* start Dataset rows *

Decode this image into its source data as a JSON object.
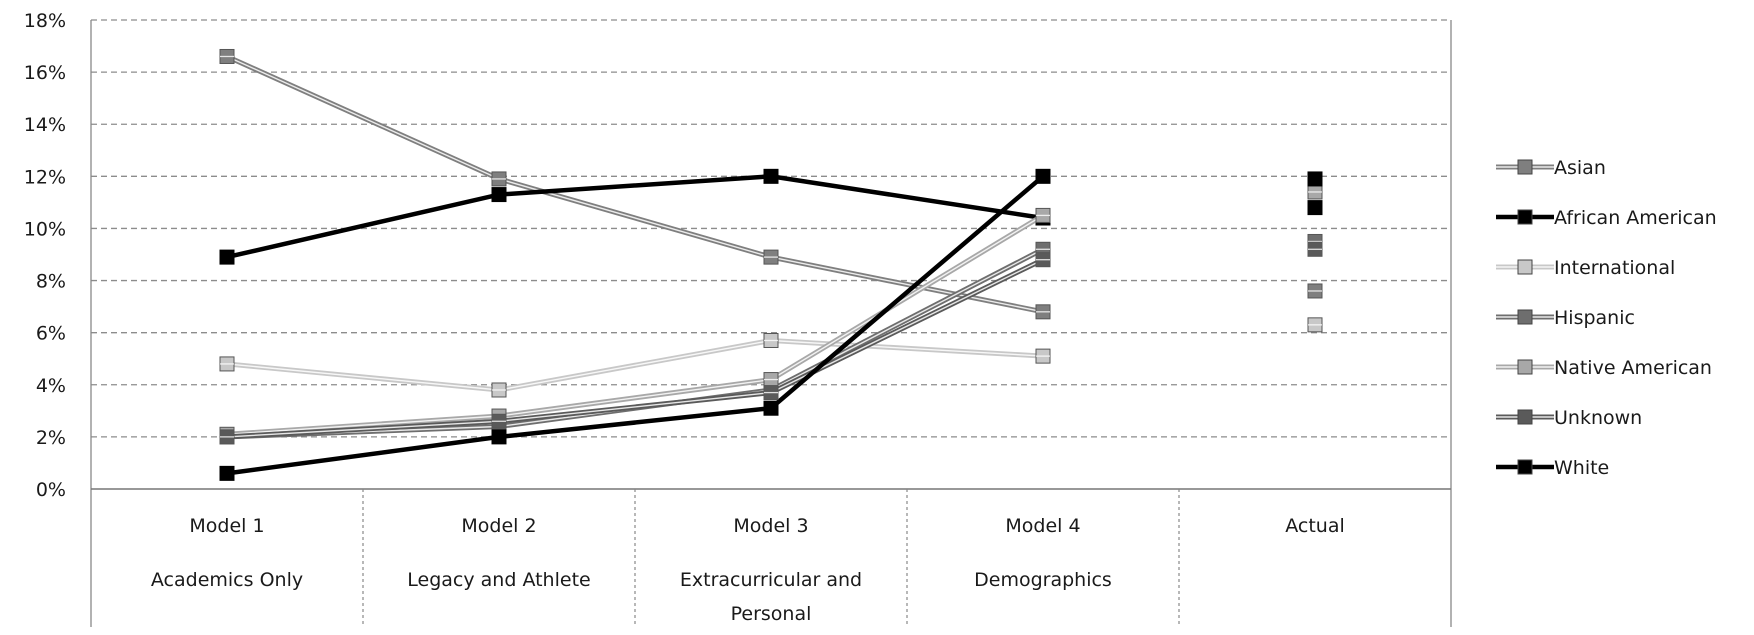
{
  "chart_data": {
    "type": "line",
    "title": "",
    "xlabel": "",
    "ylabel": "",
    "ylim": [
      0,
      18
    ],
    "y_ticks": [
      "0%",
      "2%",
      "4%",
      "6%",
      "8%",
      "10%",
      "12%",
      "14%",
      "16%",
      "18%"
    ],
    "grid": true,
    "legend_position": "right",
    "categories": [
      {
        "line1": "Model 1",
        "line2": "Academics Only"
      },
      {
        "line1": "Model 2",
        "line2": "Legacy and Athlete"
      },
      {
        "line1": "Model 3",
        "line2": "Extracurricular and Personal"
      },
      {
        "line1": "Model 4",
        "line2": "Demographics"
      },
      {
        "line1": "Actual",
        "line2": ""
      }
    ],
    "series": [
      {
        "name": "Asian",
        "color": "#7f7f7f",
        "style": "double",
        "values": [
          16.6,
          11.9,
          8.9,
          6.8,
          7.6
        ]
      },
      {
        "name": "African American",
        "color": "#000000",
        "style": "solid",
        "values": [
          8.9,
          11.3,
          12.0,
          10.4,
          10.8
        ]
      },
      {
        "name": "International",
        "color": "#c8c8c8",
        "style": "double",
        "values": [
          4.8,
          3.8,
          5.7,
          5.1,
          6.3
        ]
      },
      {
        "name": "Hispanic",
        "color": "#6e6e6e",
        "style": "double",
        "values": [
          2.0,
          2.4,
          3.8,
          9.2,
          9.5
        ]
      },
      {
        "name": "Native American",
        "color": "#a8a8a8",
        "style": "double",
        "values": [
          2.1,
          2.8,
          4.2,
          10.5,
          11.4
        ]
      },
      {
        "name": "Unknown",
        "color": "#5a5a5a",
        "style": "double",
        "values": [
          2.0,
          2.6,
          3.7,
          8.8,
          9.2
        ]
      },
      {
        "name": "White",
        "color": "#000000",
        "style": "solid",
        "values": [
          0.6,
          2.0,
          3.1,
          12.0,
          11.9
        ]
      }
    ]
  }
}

* end Dataset rows *

= Challenge =
Read the entries and pick out all lines that include the word "name".

= Result of the task =
        "name": "Asian",
        "name": "African American",
        "name": "International",
        "name": "Hispanic",
        "name": "Native American",
        "name": "Unknown",
        "name": "White",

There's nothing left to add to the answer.